##### Data provided #####

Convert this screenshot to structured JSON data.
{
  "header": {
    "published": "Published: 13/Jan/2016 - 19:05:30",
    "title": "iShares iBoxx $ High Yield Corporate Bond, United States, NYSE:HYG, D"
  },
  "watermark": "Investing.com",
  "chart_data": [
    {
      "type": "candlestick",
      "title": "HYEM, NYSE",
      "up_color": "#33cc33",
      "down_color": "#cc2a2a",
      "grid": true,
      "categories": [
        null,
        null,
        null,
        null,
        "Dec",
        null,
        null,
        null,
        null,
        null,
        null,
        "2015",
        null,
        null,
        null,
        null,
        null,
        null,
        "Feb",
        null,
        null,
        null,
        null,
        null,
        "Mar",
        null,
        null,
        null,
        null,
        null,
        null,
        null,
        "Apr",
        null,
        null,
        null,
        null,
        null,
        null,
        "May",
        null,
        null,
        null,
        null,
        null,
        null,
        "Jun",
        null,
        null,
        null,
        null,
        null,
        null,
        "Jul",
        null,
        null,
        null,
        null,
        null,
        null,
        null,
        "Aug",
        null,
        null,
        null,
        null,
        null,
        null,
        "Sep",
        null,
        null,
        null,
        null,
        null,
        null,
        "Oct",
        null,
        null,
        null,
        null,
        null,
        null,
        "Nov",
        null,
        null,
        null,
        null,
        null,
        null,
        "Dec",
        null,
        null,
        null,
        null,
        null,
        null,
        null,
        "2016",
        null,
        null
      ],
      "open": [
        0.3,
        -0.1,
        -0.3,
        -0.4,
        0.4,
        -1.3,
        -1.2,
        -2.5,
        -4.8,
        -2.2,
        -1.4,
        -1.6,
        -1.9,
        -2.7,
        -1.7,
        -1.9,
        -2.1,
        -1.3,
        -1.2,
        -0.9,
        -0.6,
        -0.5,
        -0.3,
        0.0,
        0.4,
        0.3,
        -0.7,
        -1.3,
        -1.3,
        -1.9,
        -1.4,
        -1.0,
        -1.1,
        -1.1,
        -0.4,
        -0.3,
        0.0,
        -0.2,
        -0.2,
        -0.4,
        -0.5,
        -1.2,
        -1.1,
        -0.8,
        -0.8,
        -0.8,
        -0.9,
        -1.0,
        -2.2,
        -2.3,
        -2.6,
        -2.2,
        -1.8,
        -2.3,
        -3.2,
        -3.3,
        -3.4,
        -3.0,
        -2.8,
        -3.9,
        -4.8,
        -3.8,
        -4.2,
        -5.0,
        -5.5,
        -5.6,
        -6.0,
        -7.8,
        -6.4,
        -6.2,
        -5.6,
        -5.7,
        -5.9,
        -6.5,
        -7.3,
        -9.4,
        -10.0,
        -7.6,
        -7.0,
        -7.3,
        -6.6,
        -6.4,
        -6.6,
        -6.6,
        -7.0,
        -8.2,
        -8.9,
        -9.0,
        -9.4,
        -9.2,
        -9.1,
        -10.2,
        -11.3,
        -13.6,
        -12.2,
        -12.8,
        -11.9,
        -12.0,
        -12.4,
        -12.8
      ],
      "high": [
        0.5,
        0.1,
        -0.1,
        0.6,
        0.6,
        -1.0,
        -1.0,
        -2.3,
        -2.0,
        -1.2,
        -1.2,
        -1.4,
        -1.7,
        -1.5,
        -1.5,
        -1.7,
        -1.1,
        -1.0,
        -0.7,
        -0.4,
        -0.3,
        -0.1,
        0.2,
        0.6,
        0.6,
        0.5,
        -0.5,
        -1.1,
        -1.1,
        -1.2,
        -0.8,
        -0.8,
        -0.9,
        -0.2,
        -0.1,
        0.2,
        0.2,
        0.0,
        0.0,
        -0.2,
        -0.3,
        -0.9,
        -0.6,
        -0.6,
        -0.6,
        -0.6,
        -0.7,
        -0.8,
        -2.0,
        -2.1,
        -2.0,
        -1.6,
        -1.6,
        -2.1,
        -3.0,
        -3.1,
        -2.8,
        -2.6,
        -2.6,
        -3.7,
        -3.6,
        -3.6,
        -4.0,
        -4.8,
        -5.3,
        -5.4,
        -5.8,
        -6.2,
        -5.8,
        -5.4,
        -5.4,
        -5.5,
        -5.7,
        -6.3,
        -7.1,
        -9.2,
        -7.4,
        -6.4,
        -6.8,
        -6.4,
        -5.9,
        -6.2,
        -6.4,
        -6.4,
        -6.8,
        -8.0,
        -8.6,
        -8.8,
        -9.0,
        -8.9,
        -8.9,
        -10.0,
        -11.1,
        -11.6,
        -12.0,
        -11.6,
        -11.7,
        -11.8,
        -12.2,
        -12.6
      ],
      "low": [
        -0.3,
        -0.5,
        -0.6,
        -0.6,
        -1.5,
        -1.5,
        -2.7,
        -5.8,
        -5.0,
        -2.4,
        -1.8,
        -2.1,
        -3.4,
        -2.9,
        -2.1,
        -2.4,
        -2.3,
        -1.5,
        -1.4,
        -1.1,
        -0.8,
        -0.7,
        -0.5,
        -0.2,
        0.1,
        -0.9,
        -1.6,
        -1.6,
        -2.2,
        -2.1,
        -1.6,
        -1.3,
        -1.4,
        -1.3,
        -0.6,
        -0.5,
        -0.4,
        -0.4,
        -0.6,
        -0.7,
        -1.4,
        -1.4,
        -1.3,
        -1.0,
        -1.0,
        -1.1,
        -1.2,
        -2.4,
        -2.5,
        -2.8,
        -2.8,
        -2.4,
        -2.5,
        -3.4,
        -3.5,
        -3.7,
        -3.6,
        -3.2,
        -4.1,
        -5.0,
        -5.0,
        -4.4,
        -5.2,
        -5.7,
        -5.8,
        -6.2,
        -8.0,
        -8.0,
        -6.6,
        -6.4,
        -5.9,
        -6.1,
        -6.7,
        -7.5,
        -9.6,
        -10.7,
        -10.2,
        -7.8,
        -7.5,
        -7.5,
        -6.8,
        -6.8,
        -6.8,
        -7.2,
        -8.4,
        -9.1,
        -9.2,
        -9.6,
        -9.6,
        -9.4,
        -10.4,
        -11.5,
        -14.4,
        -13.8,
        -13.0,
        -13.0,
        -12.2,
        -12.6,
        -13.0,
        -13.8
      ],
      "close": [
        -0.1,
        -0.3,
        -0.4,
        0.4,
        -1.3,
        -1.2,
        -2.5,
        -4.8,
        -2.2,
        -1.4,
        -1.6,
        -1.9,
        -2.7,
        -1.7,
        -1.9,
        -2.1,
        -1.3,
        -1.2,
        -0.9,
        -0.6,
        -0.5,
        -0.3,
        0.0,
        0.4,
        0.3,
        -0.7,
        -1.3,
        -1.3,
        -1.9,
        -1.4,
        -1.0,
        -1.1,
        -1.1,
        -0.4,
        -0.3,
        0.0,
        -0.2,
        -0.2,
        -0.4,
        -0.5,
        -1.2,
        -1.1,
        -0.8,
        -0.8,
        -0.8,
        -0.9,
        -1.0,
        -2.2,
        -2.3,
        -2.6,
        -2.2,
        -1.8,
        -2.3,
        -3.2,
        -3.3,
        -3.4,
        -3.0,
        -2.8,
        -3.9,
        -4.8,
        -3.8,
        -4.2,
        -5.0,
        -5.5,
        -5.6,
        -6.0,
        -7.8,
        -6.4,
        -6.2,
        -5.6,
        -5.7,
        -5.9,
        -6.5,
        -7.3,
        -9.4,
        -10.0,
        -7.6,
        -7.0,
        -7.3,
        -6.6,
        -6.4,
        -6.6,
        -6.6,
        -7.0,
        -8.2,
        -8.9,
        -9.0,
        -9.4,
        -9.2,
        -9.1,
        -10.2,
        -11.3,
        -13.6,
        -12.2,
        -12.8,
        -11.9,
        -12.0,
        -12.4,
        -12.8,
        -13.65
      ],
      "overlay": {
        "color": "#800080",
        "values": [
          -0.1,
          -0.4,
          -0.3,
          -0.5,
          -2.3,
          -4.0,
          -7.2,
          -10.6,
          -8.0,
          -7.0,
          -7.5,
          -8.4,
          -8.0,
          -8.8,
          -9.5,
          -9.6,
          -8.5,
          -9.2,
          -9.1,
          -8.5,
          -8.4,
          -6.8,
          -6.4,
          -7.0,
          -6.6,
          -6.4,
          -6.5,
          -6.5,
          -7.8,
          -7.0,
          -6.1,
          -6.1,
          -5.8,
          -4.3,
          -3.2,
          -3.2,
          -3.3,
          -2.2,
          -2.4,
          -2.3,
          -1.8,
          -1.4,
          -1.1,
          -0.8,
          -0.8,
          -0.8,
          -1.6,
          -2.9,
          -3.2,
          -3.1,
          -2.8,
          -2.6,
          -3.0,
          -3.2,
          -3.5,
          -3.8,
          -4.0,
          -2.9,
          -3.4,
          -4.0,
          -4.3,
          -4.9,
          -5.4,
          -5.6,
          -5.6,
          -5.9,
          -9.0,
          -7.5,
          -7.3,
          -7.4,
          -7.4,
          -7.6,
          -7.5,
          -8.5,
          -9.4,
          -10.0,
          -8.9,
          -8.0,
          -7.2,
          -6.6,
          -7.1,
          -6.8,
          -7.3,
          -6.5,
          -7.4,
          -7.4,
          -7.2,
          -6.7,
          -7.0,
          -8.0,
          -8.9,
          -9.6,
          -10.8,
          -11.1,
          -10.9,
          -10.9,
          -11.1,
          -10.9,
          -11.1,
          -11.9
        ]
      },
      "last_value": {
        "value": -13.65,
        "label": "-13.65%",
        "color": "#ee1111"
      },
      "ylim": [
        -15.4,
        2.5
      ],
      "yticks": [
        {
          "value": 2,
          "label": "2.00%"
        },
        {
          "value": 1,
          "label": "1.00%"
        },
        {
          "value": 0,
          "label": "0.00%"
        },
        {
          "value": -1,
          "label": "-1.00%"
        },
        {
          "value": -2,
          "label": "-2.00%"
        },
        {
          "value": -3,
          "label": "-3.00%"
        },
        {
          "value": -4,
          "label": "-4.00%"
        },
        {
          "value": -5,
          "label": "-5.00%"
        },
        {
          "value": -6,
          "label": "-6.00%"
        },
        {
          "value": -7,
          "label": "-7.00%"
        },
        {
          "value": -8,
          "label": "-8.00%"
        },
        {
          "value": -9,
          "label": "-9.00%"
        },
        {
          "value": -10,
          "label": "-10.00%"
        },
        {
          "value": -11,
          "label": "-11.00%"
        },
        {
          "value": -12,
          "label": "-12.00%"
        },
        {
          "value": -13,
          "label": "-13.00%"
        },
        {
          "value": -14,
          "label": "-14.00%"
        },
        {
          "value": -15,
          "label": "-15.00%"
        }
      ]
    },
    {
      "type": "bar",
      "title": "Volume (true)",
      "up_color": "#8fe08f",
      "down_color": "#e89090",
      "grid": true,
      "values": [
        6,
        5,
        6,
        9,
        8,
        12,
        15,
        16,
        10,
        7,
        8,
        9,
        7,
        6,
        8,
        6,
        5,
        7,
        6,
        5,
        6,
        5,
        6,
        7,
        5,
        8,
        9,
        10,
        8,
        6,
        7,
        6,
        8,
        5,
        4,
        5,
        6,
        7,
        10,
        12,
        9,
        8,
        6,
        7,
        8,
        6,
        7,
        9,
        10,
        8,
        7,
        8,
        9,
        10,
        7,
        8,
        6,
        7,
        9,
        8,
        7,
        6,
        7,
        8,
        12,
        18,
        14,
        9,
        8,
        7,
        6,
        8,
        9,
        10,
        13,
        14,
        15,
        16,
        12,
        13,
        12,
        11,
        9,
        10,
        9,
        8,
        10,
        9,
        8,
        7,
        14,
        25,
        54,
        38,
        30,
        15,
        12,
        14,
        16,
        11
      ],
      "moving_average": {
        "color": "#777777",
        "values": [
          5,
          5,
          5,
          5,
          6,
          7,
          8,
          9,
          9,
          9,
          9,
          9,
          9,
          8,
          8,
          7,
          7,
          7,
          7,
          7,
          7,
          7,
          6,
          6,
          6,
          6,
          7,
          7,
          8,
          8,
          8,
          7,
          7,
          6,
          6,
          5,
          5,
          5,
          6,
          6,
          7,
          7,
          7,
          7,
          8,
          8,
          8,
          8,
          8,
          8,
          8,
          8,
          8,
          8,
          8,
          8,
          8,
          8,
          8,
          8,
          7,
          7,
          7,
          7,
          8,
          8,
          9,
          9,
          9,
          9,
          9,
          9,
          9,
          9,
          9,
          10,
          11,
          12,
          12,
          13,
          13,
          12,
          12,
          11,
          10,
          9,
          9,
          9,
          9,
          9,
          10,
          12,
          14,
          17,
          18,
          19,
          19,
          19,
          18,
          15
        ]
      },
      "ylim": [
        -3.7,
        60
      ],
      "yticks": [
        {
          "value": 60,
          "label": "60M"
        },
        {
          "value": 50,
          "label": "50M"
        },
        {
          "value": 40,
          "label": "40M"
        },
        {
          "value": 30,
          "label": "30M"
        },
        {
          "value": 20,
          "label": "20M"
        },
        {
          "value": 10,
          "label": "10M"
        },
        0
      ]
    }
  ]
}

#####

§ **Given request**: Gather and return every line that holds the string "title".

§ **Exercise output**:
    "title": "iShares iBoxx $ High Yield Corporate Bond, United States, NYSE:HYG, D"
      "title": "HYEM, NYSE",
      "title": "Volume (true)",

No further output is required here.